### TASK DESCRIPTION
Extract the text of every entry below exactly; leave images out.

### RECORDS SHOWN

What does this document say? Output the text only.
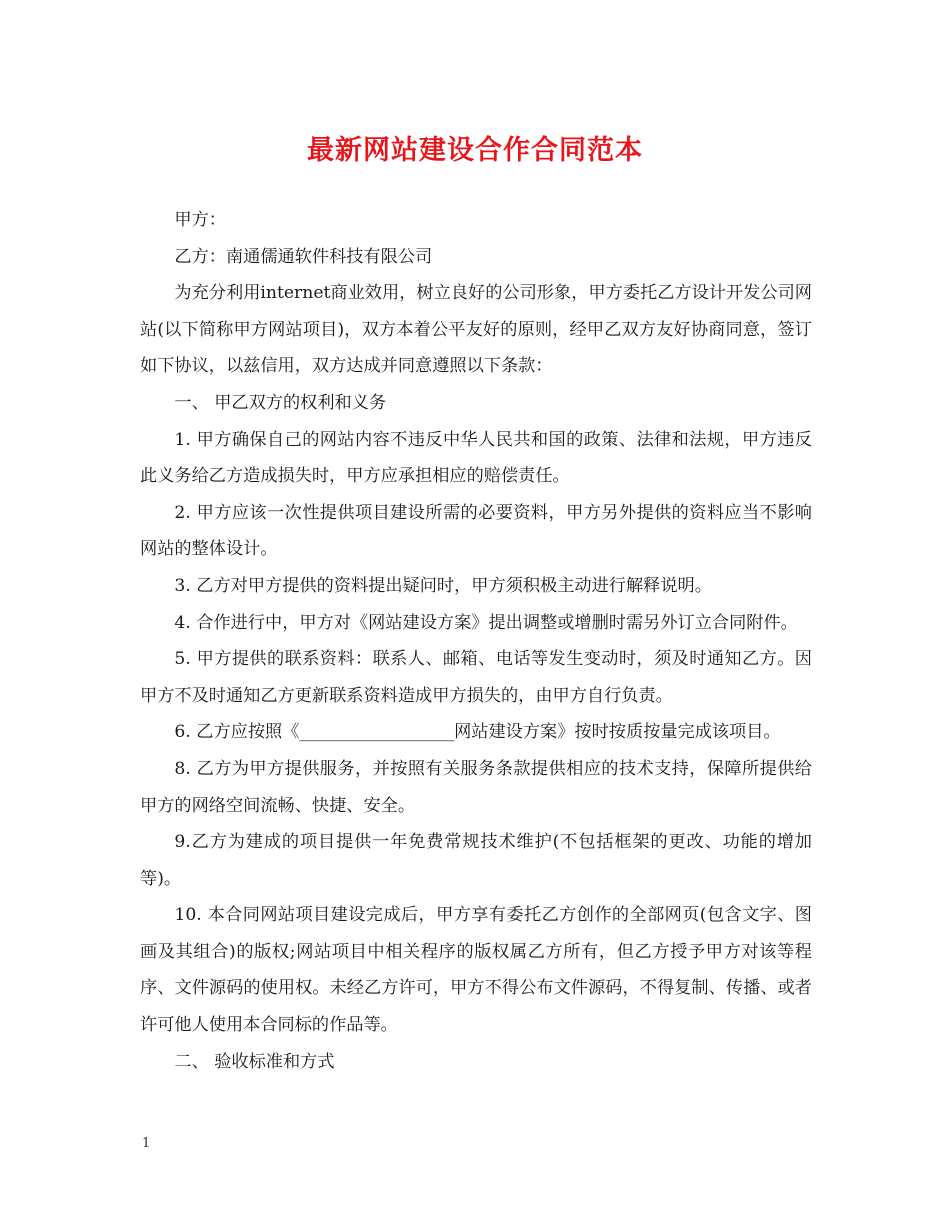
最新网站建设合作合同范本

甲方：

乙方：南通儒通软件科技有限公司

为充分利用internet商业效用，树立良好的公司形象，甲方委托乙方设计开发公司网站(以下简称甲方网站项目)，双方本着公平友好的原则，经甲乙双方友好协商同意，签订如下协议，以兹信用，双方达成并同意遵照以下条款：

一、 甲乙双方的权利和义务

1. 甲方确保自己的网站内容不违反中华人民共和国的政策、法律和法规，甲方违反此义务给乙方造成损失时，甲方应承担相应的赔偿责任。

2. 甲方应该一次性提供项目建设所需的必要资料，甲方另外提供的资料应当不影响网站的整体设计。

3. 乙方对甲方提供的资料提出疑问时，甲方须积极主动进行解释说明。

4. 合作进行中，甲方对《网站建设方案》提出调整或增删时需另外订立合同附件。

5. 甲方提供的联系资料：联系人、邮箱、电话等发生变动时，须及时通知乙方。因甲方不及时通知乙方更新联系资料造成甲方损失的，由甲方自行负责。

6. 乙方应按照《__________________网站建设方案》按时按质按量完成该项目。

8. 乙方为甲方提供服务，并按照有关服务条款提供相应的技术支持，保障所提供给甲方的网络空间流畅、快捷、安全。

9.乙方为建成的项目提供一年免费常规技术维护(不包括框架的更改、功能的增加等)。

10. 本合同网站项目建设完成后，甲方享有委托乙方创作的全部网页(包含文字、图画及其组合)的版权;网站项目中相关程序的版权属乙方所有，但乙方授予甲方对该等程序、文件源码的使用权。未经乙方许可，甲方不得公布文件源码，不得复制、传播、或者许可他人使用本合同标的作品等。

二、 验收标准和方式

1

### RESPONSE TO THIS TASK
What does this document say? Output the text only.
最新网站建设合作合同范本

甲方：

乙方：南通儒通软件科技有限公司

为充分利用internet商业效用，树立良好的公司形象，甲方委托乙方设计开发公司网站(以下简称甲方网站项目)，双方本着公平友好的原则，经甲乙双方友好协商同意，签订如下协议，以兹信用，双方达成并同意遵照以下条款：

一、 甲乙双方的权利和义务

1. 甲方确保自己的网站内容不违反中华人民共和国的政策、法律和法规，甲方违反此义务给乙方造成损失时，甲方应承担相应的赔偿责任。

2. 甲方应该一次性提供项目建设所需的必要资料，甲方另外提供的资料应当不影响网站的整体设计。

3. 乙方对甲方提供的资料提出疑问时，甲方须积极主动进行解释说明。

4. 合作进行中，甲方对《网站建设方案》提出调整或增删时需另外订立合同附件。

5. 甲方提供的联系资料：联系人、邮箱、电话等发生变动时，须及时通知乙方。因甲方不及时通知乙方更新联系资料造成甲方损失的，由甲方自行负责。

6. 乙方应按照《__________________网站建设方案》按时按质按量完成该项目。

8. 乙方为甲方提供服务，并按照有关服务条款提供相应的技术支持，保障所提供给甲方的网络空间流畅、快捷、安全。

9.乙方为建成的项目提供一年免费常规技术维护(不包括框架的更改、功能的增加等)。

10. 本合同网站项目建设完成后，甲方享有委托乙方创作的全部网页(包含文字、图画及其组合)的版权;网站项目中相关程序的版权属乙方所有，但乙方授予甲方对该等程序、文件源码的使用权。未经乙方许可，甲方不得公布文件源码，不得复制、传播、或者许可他人使用本合同标的作品等。

二、 验收标准和方式

1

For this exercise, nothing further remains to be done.